■ **DIRECTIONS FOR THIS TASK**: The records below must be output exactly, without pictures.
>> BEGIN PROVIDED DATA
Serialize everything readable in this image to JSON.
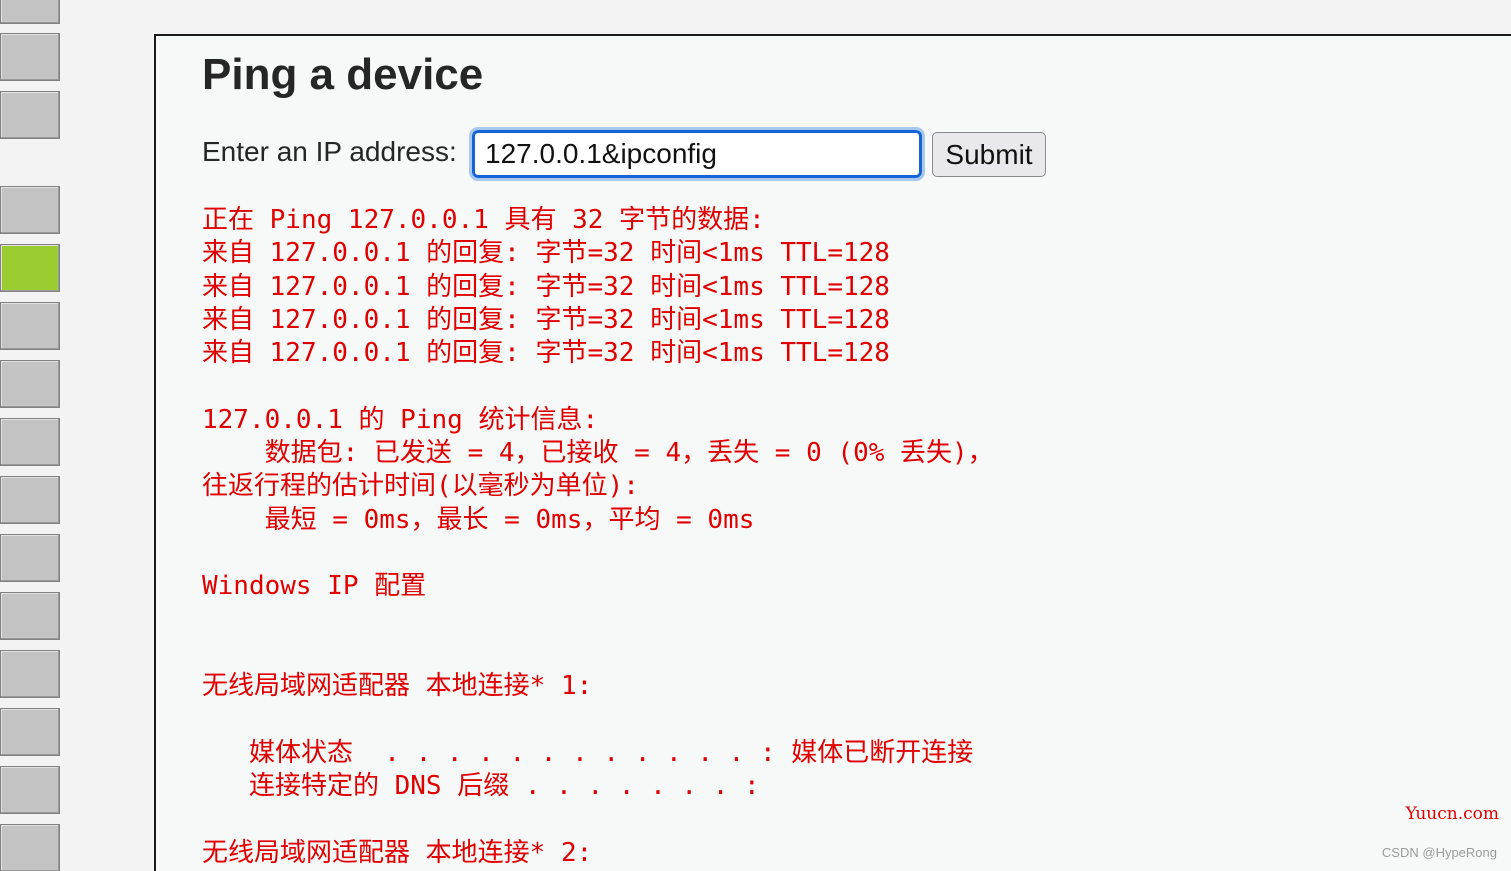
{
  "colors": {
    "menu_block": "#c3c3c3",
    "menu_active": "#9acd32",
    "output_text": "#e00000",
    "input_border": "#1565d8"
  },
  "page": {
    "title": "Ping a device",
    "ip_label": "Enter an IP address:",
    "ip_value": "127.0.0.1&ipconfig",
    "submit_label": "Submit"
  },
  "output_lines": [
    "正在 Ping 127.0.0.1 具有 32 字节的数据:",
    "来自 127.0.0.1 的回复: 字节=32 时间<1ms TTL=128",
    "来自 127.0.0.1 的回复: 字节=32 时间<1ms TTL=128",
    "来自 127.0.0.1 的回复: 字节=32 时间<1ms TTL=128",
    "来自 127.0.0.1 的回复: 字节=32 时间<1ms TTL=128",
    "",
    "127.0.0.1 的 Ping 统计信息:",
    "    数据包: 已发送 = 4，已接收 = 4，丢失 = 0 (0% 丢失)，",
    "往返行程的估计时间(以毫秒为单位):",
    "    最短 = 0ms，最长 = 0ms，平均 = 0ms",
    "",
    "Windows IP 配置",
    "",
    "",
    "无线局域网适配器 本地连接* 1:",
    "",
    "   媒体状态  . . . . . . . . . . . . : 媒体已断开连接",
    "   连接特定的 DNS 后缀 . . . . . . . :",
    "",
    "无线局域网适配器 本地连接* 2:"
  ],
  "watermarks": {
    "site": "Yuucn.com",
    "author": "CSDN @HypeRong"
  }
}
>> END PROVIDED DATA
■ **THE RESPONSE**:
Serialize everything readable in this image to JSON.
{
  "colors": {
    "menu_block": "#c3c3c3",
    "menu_active": "#9acd32",
    "output_text": "#e00000",
    "input_border": "#1565d8"
  },
  "page": {
    "title": "Ping a device",
    "ip_label": "Enter an IP address:",
    "ip_value": "127.0.0.1&ipconfig",
    "submit_label": "Submit"
  },
  "output_lines": [
    "正在 Ping 127.0.0.1 具有 32 字节的数据:",
    "来自 127.0.0.1 的回复: 字节=32 时间<1ms TTL=128",
    "来自 127.0.0.1 的回复: 字节=32 时间<1ms TTL=128",
    "来自 127.0.0.1 的回复: 字节=32 时间<1ms TTL=128",
    "来自 127.0.0.1 的回复: 字节=32 时间<1ms TTL=128",
    "",
    "127.0.0.1 的 Ping 统计信息:",
    "    数据包: 已发送 = 4，已接收 = 4，丢失 = 0 (0% 丢失)，",
    "往返行程的估计时间(以毫秒为单位):",
    "    最短 = 0ms，最长 = 0ms，平均 = 0ms",
    "",
    "Windows IP 配置",
    "",
    "",
    "无线局域网适配器 本地连接* 1:",
    "",
    "   媒体状态  . . . . . . . . . . . . : 媒体已断开连接",
    "   连接特定的 DNS 后缀 . . . . . . . :",
    "",
    "无线局域网适配器 本地连接* 2:"
  ],
  "watermarks": {
    "site": "Yuucn.com",
    "author": "CSDN @HypeRong"
  }
}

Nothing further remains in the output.